[Problem statement] Reproduce every line of the data below without any changes, but omit the pictures.
— Start Given records —
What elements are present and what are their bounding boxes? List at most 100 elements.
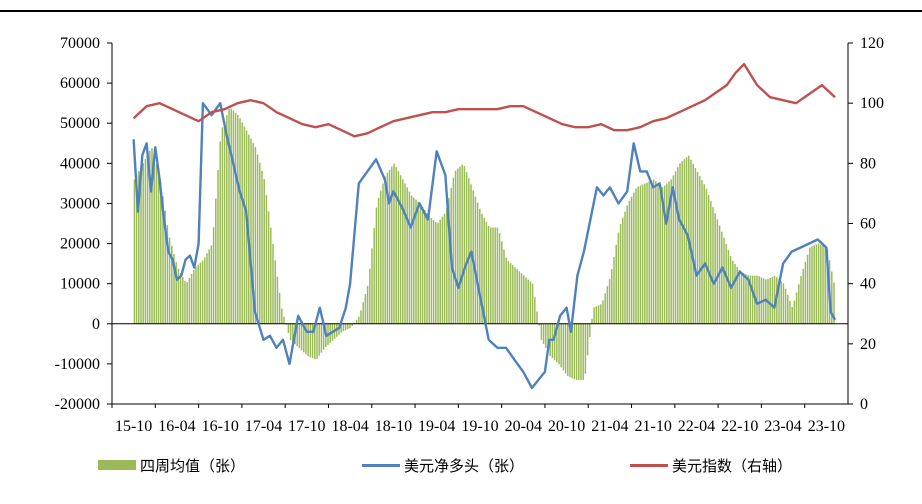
bar	[773, 275, 776, 324]
bar	[474, 196, 477, 324]
bar	[624, 211, 626, 324]
bar	[371, 248, 373, 324]
bar	[578, 323, 580, 380]
bar	[523, 275, 525, 324]
bar	[369, 268, 371, 324]
bar	[749, 275, 752, 324]
bar	[542, 323, 545, 344]
bar	[525, 277, 527, 324]
bar	[487, 226, 490, 324]
bar	[758, 276, 760, 324]
bar	[705, 188, 708, 324]
bar	[153, 156, 155, 324]
bar	[556, 323, 558, 363]
bar	[300, 323, 303, 351]
bar	[802, 268, 804, 324]
bar	[514, 267, 516, 324]
bar	[637, 186, 639, 324]
bar	[155, 164, 158, 324]
bar	[806, 254, 809, 324]
bar	[149, 150, 151, 324]
bar	[498, 233, 501, 324]
bar	[800, 276, 802, 324]
bar	[424, 209, 426, 324]
bar	[501, 241, 503, 324]
bar	[342, 323, 345, 332]
legend-label-usd-net-long: 美元净多头（张）	[404, 456, 525, 475]
bar	[252, 142, 254, 324]
bar	[316, 323, 318, 359]
bar	[439, 219, 441, 324]
bar	[344, 323, 347, 331]
bar	[509, 263, 512, 324]
bar	[740, 272, 743, 324]
right-tick-label: 60	[860, 216, 876, 233]
bar	[177, 268, 180, 324]
right-tick-label: 100	[860, 95, 884, 112]
bar	[226, 115, 228, 324]
bar	[679, 163, 681, 324]
bar	[228, 108, 230, 324]
bar	[281, 308, 283, 324]
axes	[107, 42, 853, 408]
bar	[725, 243, 727, 324]
bar	[263, 179, 265, 324]
bar	[461, 164, 463, 324]
bar	[694, 167, 697, 324]
bar	[586, 323, 589, 356]
bar	[201, 260, 204, 324]
bar	[206, 253, 208, 324]
bar	[683, 159, 686, 324]
bar	[314, 323, 316, 360]
bar	[622, 217, 624, 324]
bar	[349, 323, 351, 329]
bar	[743, 273, 745, 324]
left-tick-label: 20000	[60, 236, 100, 253]
bar	[534, 297, 536, 324]
bar	[428, 215, 430, 324]
bar	[791, 306, 793, 324]
bar	[820, 244, 822, 324]
bar	[674, 171, 677, 324]
bar	[716, 219, 719, 324]
x-tick-label: 21-10	[635, 418, 672, 435]
bar	[481, 213, 483, 324]
left-tick-label: 70000	[60, 35, 100, 52]
bar	[144, 159, 147, 324]
bar	[309, 323, 312, 358]
bar	[402, 179, 404, 324]
bar	[256, 154, 259, 324]
bar	[571, 323, 573, 379]
bar	[751, 275, 754, 324]
bar	[168, 237, 171, 324]
bar	[382, 183, 384, 324]
bar	[190, 273, 193, 324]
bar	[404, 183, 406, 324]
left-tick-label: 50000	[60, 115, 100, 132]
bar	[490, 227, 492, 324]
bar	[254, 146, 257, 324]
bar	[668, 181, 670, 324]
bar	[494, 227, 496, 324]
bar	[223, 121, 226, 324]
bar	[259, 162, 261, 324]
bar	[606, 286, 609, 324]
bar	[215, 198, 217, 324]
bar	[553, 323, 556, 361]
legend-swatch-bar	[98, 460, 136, 470]
bar	[179, 273, 182, 324]
bar	[815, 244, 818, 324]
bar	[441, 216, 444, 324]
bar	[787, 294, 789, 324]
bar	[496, 227, 499, 324]
bar	[239, 118, 241, 324]
bar	[650, 180, 653, 324]
bar	[747, 275, 749, 324]
bar	[692, 163, 694, 324]
legend-item-dollar-index: 美元指数（右轴）	[630, 452, 792, 478]
bar	[182, 277, 184, 324]
bar	[261, 170, 263, 324]
bar	[419, 203, 422, 324]
bar	[305, 323, 307, 355]
bar	[793, 300, 796, 324]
— End Given records —
[Worked answer]
What elements are present and what are their bounding boxes? List at most 100 elements.
bar	[773, 275, 776, 324]
bar	[474, 196, 477, 324]
bar	[624, 211, 626, 324]
bar	[371, 248, 373, 324]
bar	[578, 323, 580, 380]
bar	[523, 275, 525, 324]
bar	[369, 268, 371, 324]
bar	[749, 275, 752, 324]
bar	[542, 323, 545, 344]
bar	[525, 277, 527, 324]
bar	[487, 226, 490, 324]
bar	[758, 276, 760, 324]
bar	[705, 188, 708, 324]
bar	[153, 156, 155, 324]
bar	[556, 323, 558, 363]
bar	[300, 323, 303, 351]
bar	[802, 268, 804, 324]
bar	[514, 267, 516, 324]
bar	[637, 186, 639, 324]
bar	[155, 164, 158, 324]
bar	[806, 254, 809, 324]
bar	[149, 150, 151, 324]
bar	[498, 233, 501, 324]
bar	[800, 276, 802, 324]
bar	[424, 209, 426, 324]
bar	[501, 241, 503, 324]
bar	[342, 323, 345, 332]
legend-label-usd-net-long: 美元净多头（张）	[404, 456, 525, 475]
bar	[252, 142, 254, 324]
bar	[316, 323, 318, 359]
bar	[439, 219, 441, 324]
bar	[344, 323, 347, 331]
bar	[509, 263, 512, 324]
bar	[740, 272, 743, 324]
right-tick-label: 60	[860, 216, 876, 233]
bar	[177, 268, 180, 324]
right-tick-label: 100	[860, 95, 884, 112]
bar	[226, 115, 228, 324]
bar	[679, 163, 681, 324]
bar	[228, 108, 230, 324]
bar	[281, 308, 283, 324]
axes	[107, 42, 853, 408]
bar	[725, 243, 727, 324]
bar	[263, 179, 265, 324]
bar	[461, 164, 463, 324]
bar	[694, 167, 697, 324]
bar	[586, 323, 589, 356]
bar	[201, 260, 204, 324]
bar	[206, 253, 208, 324]
bar	[683, 159, 686, 324]
bar	[314, 323, 316, 360]
bar	[622, 217, 624, 324]
bar	[349, 323, 351, 329]
bar	[743, 273, 745, 324]
left-tick-label: 20000	[60, 236, 100, 253]
bar	[534, 297, 536, 324]
bar	[428, 215, 430, 324]
bar	[791, 306, 793, 324]
bar	[820, 244, 822, 324]
bar	[674, 171, 677, 324]
bar	[716, 219, 719, 324]
x-tick-label: 21-10	[635, 418, 672, 435]
bar	[481, 213, 483, 324]
left-tick-label: 70000	[60, 35, 100, 52]
bar	[144, 159, 147, 324]
bar	[309, 323, 312, 358]
bar	[402, 179, 404, 324]
bar	[256, 154, 259, 324]
bar	[571, 323, 573, 379]
bar	[751, 275, 754, 324]
bar	[168, 237, 171, 324]
bar	[382, 183, 384, 324]
bar	[190, 273, 193, 324]
bar	[404, 183, 406, 324]
left-tick-label: 50000	[60, 115, 100, 132]
bar	[490, 227, 492, 324]
bar	[254, 146, 257, 324]
bar	[668, 181, 670, 324]
bar	[494, 227, 496, 324]
bar	[223, 121, 226, 324]
bar	[259, 162, 261, 324]
bar	[606, 286, 609, 324]
bar	[215, 198, 217, 324]
bar	[553, 323, 556, 361]
legend-swatch-bar	[98, 460, 136, 470]
bar	[179, 273, 182, 324]
bar	[815, 244, 818, 324]
bar	[441, 216, 444, 324]
bar	[787, 294, 789, 324]
bar	[496, 227, 499, 324]
bar	[239, 118, 241, 324]
bar	[650, 180, 653, 324]
bar	[747, 275, 749, 324]
bar	[692, 163, 694, 324]
legend-item-dollar-index: 美元指数（右轴）	[630, 452, 792, 478]
bar	[182, 277, 184, 324]
bar	[261, 170, 263, 324]
bar	[419, 203, 422, 324]
bar	[305, 323, 307, 355]
bar	[793, 300, 796, 324]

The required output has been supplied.